• [OBJECTIVE] Give everything from the start of the records down to the line containing "filter-text-input[interactable] xyxy=(1540,303,1832,333)", inclusive, as a Markdown table with columns Row and Entry. Skip blank lines.

** begin **

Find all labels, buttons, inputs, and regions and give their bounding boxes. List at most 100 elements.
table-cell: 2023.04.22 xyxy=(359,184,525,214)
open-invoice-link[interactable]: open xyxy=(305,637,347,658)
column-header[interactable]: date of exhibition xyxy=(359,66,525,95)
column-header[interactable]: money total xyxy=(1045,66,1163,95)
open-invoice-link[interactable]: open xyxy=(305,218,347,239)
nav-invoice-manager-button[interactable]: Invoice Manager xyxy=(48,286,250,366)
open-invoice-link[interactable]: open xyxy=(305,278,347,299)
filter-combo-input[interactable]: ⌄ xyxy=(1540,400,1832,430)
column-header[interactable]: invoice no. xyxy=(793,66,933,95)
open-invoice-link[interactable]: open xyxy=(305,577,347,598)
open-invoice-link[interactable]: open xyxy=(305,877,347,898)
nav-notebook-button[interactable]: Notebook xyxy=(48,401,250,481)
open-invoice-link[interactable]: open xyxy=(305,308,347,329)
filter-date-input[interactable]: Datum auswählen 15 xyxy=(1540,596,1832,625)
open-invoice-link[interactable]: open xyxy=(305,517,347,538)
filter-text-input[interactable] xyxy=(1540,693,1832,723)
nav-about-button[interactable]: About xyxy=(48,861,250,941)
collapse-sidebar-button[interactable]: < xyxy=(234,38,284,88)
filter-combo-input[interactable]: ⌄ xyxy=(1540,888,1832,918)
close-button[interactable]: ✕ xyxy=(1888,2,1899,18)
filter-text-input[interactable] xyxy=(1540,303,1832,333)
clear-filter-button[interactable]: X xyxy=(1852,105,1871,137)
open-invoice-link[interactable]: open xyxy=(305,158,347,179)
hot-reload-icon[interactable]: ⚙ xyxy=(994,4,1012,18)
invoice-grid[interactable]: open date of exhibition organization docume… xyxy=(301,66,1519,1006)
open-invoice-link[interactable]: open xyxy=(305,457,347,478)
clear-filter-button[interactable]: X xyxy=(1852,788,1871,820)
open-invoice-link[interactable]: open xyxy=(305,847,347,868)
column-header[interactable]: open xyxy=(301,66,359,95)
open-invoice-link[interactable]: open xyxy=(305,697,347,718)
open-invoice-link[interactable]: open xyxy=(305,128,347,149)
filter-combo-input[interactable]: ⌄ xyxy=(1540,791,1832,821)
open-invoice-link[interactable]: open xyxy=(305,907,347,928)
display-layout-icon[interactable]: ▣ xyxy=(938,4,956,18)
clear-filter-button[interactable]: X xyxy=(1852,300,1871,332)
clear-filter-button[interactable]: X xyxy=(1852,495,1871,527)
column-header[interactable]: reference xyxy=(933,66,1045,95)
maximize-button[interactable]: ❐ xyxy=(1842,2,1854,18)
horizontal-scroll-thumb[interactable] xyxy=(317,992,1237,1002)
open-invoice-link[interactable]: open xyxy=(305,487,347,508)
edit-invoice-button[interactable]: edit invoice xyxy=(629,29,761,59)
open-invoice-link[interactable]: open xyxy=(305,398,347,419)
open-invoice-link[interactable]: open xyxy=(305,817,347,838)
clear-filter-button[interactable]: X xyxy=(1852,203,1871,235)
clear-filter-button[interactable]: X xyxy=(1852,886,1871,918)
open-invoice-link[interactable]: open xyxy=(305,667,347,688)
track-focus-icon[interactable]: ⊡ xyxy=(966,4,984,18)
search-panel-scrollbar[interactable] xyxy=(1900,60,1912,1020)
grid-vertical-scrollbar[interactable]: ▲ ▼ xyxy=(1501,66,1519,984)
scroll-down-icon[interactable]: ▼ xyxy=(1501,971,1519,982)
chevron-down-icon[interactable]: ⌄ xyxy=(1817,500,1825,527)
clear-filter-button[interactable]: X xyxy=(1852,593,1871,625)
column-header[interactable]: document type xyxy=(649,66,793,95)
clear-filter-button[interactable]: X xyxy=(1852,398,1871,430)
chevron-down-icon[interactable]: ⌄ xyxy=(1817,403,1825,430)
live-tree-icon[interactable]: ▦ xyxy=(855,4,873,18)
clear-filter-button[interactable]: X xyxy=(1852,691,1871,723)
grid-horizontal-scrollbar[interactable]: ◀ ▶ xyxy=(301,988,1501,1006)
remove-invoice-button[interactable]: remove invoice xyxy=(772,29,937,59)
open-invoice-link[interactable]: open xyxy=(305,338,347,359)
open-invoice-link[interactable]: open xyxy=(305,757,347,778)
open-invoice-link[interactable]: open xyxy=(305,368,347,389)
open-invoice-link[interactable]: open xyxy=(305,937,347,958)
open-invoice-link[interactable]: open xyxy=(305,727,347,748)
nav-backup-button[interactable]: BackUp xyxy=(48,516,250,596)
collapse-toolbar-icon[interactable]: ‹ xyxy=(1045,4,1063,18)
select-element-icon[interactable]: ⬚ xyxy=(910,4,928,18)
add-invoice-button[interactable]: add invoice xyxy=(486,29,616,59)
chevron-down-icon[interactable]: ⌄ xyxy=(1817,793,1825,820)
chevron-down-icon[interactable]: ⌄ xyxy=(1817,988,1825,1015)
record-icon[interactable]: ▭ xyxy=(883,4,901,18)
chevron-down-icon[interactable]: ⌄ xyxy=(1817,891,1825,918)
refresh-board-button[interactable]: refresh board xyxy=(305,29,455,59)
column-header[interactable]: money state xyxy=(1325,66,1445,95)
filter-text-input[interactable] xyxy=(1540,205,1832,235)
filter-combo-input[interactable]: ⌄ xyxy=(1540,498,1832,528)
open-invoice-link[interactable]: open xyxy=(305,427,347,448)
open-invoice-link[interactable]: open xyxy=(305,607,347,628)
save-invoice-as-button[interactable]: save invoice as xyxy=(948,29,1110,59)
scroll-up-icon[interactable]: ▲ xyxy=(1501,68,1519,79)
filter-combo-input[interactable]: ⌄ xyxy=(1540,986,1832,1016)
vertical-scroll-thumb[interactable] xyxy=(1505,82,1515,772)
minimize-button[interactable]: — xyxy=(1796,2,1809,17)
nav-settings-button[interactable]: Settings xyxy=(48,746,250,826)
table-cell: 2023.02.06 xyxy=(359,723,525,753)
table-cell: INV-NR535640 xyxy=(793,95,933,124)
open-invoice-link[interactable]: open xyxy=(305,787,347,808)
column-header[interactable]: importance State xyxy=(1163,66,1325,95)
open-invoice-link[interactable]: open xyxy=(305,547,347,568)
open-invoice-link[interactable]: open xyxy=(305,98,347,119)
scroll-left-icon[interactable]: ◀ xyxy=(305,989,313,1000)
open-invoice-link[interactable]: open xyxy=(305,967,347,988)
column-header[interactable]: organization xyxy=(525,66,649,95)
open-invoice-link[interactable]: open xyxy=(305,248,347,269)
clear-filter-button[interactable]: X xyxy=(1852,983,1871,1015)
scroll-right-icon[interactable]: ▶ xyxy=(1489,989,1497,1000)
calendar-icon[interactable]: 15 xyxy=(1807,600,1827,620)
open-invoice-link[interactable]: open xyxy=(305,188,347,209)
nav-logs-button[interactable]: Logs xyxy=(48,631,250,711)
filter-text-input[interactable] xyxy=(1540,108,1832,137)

** end **

• [COMPLETED TASK]
| Row | Entry |
|---|---|
| 1 | Find all labels, buttons, inputs, and regions and give their bounding boxes. List at most 100 elements. |
| 2 | table-cell: 2023.04.22 xyxy=(359,184,525,214) |
| 3 | open-invoice-link[interactable]: open xyxy=(305,637,347,658) |
| 4 | column-header[interactable]: date of exhibition xyxy=(359,66,525,95) |
| 5 | column-header[interactable]: money total xyxy=(1045,66,1163,95) |
| 6 | open-invoice-link[interactable]: open xyxy=(305,218,347,239) |
| 7 | nav-invoice-manager-button[interactable]: Invoice Manager xyxy=(48,286,250,366) |
| 8 | open-invoice-link[interactable]: open xyxy=(305,278,347,299) |
| 9 | filter-combo-input[interactable]: ⌄ xyxy=(1540,400,1832,430) |
| 10 | column-header[interactable]: invoice no. xyxy=(793,66,933,95) |
| 11 | open-invoice-link[interactable]: open xyxy=(305,577,347,598) |
| 12 | open-invoice-link[interactable]: open xyxy=(305,877,347,898) |
| 13 | nav-notebook-button[interactable]: Notebook xyxy=(48,401,250,481) |
| 14 | open-invoice-link[interactable]: open xyxy=(305,308,347,329) |
| 15 | filter-date-input[interactable]: Datum auswählen 15 xyxy=(1540,596,1832,625) |
| 16 | open-invoice-link[interactable]: open xyxy=(305,517,347,538) |
| 17 | filter-text-input[interactable] xyxy=(1540,693,1832,723) |
| 18 | nav-about-button[interactable]: About xyxy=(48,861,250,941) |
| 19 | collapse-sidebar-button[interactable]: < xyxy=(234,38,284,88) |
| 20 | filter-combo-input[interactable]: ⌄ xyxy=(1540,888,1832,918) |
| 21 | close-button[interactable]: ✕ xyxy=(1888,2,1899,18) |
| 22 | filter-text-input[interactable] xyxy=(1540,303,1832,333) |